• No results found

Partnerpensioen bij overlijden Deelnemer

1. Bij overlijden van de Deelnemer wordt het Pensioenkapitaal op de Beleggingsrekeningen aangewend ter financiering van een Partnerpensioen. Indien er na het aanwenden van het Pensioenkapitaal voor aankoop van Partnerpensioen nog een kapitaal overblijft op de Beleggingsrekeningen vervalt het kapitaal aan de Stichting, met uitzondering van het overgebleven kapitaal op de Beleggingsrekening van de vrijwillige regeling. Het

Pensioenkapitaal opgebouwd in de Vrijwillige Regeling wordt aangewend voor de inkoop van een additioneel Partnerpensioen en/of wezenpensioen voor zover hier fiscale ruimte voor is.

2. Er bestaat uitsluitend recht op Partnerpensioen op risicobasis bij overlijden tijdens deelnemerschap of zolang er recht bestaat op premievrije opbouw gedurende

arbeidsongeschiktheid. De financiering van dit Partnerpensioen vindt plaats conform lid 1.

Mocht het Pensioenkapitaal niet toereikend zijn voor de financiering van het

Partnerpensioen, dan wordt er voor het tekort een risicoverzekering afgesloten ten behoeve van dit Partnerpensioen.

3. Het levenslange Partnerpensioen aan de Partner gaat in op de eerste dag van de maand waarin de Deelnemer overlijdt en wordt uitgekeerd tot uiterlijk de eerste dag van de maand volgend op de dag van overlijden van de Partner.

=-=-=

§ **Doel 1**
Beantwoord de volgende vragen over de tekst over het partnerpensioen.
(a) Waarvoor wordt het Pensioenkapitaal op de Beleggingsrekeningen bij overlijden van de Deelnemer gebruikt?
(b) Wat gebeurt er als het Pensioenkapitaal niet toereikend is voor de financiering van het Partnerpensioen?
(c) Op welke dag gaat het levenslange Partnerpensioen aan de Partner in?
§ **Doel 2**
Vat de tekst over het partnerpensioen samen in drie zinnen.
Het bijgevoegde materiaal is voor het werk niet nodig.

=-=-=

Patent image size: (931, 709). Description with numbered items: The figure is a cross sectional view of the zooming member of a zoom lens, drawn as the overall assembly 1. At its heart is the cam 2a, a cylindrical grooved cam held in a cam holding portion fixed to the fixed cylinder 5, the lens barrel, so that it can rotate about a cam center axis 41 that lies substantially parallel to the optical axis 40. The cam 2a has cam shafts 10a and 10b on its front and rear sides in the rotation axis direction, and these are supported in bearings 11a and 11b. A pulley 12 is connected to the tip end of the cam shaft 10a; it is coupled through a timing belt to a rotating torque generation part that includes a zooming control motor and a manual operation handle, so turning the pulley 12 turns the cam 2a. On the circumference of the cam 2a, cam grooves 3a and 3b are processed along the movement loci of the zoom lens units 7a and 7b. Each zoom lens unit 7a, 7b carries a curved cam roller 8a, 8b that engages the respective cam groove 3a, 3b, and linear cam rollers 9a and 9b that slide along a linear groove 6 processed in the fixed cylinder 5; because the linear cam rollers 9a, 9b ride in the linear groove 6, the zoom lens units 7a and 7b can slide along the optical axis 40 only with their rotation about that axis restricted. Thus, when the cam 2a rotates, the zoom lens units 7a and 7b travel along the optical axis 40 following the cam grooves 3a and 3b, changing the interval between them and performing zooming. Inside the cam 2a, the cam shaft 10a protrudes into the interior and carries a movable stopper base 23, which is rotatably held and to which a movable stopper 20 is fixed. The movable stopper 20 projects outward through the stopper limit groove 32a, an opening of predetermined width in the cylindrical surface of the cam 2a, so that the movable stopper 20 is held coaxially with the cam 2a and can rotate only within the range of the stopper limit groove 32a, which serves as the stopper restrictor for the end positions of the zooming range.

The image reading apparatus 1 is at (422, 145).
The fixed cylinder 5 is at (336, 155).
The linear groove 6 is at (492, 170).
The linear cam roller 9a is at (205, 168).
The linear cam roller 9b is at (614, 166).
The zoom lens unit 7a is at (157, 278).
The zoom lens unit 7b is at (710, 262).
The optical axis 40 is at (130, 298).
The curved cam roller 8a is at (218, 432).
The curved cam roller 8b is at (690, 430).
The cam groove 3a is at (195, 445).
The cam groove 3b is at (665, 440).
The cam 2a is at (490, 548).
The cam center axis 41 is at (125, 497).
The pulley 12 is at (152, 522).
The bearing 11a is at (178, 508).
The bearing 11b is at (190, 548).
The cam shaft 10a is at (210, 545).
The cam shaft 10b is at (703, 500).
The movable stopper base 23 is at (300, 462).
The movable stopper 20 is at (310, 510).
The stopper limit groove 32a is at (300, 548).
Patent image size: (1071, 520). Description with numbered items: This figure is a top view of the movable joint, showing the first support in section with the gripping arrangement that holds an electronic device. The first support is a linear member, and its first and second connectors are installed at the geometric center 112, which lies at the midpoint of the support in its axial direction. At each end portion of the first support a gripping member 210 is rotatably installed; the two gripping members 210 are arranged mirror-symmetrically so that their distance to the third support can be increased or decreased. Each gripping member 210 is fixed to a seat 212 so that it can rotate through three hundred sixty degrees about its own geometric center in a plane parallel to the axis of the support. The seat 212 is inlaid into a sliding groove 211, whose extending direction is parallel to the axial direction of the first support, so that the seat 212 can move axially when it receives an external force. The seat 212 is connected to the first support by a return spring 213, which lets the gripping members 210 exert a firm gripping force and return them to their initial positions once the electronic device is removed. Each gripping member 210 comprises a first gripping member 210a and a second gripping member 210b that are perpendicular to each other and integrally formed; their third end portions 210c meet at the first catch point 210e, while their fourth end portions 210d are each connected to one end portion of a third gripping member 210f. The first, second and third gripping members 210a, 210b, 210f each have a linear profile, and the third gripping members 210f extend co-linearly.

=-=-=

§ **Uitgewerkt antwoord 1**
(a) Het wordt gebruikt om een Partnerpensioen te financieren.
(b) Voor het tekort wordt een risicoverzekering afgesloten ten behoeve van het Partnerpensioen.
(c) Het gaat in op de eerste dag van de maand waarin de Deelnemer overlijdt.

§ **Uitgewerkt antwoord 2**
Bij overlijden van de Deelnemer wordt het Pensioenkapitaal op de Beleggingsrekeningen gebruikt om een Partnerpensioen te financieren. Wat daarna overblijft, vervalt aan de Stichting, behalve het kapitaal uit de vrijwillige regeling, dat voor zover de fiscale ruimte het toelaat wordt ingezet voor een extra Partnerpensioen en/of wezenpensioen. Recht op Partnerpensioen op risicobasis bestaat alleen bij overlijden tijdens het deelnemerschap of zolang er recht is op premievrije opbouw tijdens arbeidsongeschiktheid, en het levenslange pensioen loopt vanaf de maand van overlijden van de Deelnemer tot uiterlijk de eerste dag van de maand na het overlijden van de Partner.